### To do
Every record must be written out once more, with nothing added or omitted.

### Source records
-- BEGIN --
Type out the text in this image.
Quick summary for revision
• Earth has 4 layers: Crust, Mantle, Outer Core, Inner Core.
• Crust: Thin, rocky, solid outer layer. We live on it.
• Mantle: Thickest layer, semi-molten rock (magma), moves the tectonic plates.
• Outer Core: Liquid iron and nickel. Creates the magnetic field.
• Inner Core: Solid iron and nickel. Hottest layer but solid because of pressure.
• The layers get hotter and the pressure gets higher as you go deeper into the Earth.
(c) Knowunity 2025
-- END --
### Written solution
Type out the text in this image.
Quick summary for revision
• Earth has 4 layers: Crust, Mantle, Outer Core, Inner Core.
• Crust: Thin, rocky, solid outer layer. We live on it.
• Mantle: Thickest layer, semi-molten rock (magma), moves the tectonic plates.
• Outer Core: Liquid iron and nickel. Creates the magnetic field.
• Inner Core: Solid iron and nickel. Hottest layer but solid because of pressure.
• The layers get hotter and the pressure gets higher as you go deeper into the Earth.
(c) Knowunity 2025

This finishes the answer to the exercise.